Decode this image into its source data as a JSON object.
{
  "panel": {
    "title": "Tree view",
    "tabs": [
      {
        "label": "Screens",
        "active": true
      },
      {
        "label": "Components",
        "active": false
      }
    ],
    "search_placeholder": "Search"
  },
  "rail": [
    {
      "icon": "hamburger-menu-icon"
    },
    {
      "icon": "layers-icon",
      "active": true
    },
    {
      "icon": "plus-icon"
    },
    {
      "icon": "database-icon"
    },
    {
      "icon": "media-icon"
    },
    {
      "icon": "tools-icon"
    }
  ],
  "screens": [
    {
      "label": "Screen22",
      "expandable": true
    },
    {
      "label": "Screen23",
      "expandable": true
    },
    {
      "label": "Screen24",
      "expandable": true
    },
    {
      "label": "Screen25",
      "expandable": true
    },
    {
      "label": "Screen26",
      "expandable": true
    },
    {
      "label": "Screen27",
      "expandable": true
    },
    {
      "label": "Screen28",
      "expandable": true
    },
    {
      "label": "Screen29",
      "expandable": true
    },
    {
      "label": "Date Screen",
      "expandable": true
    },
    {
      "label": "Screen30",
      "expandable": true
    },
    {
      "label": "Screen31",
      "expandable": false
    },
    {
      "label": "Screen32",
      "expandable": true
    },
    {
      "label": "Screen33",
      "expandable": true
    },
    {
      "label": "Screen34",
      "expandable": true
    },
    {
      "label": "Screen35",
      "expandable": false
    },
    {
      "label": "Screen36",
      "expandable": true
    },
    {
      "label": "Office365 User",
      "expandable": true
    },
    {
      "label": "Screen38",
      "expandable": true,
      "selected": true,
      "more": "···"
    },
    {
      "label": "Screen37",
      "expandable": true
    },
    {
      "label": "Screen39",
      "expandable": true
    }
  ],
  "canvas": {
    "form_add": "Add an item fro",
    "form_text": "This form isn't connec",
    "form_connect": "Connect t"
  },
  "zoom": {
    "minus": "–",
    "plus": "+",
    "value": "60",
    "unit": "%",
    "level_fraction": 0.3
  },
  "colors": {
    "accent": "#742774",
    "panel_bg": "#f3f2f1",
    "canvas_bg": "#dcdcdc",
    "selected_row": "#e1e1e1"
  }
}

▬▬▬▬▬▬▬▬▬▬

• [WORK REQUIRED]: Copy out each line of the entries that holds "icon".

• [SOLUTION TO THE EXERCISE]:
      "icon": "hamburger-menu-icon"
      "icon": "layers-icon",
      "icon": "plus-icon"
      "icon": "database-icon"
      "icon": "media-icon"
      "icon": "tools-icon"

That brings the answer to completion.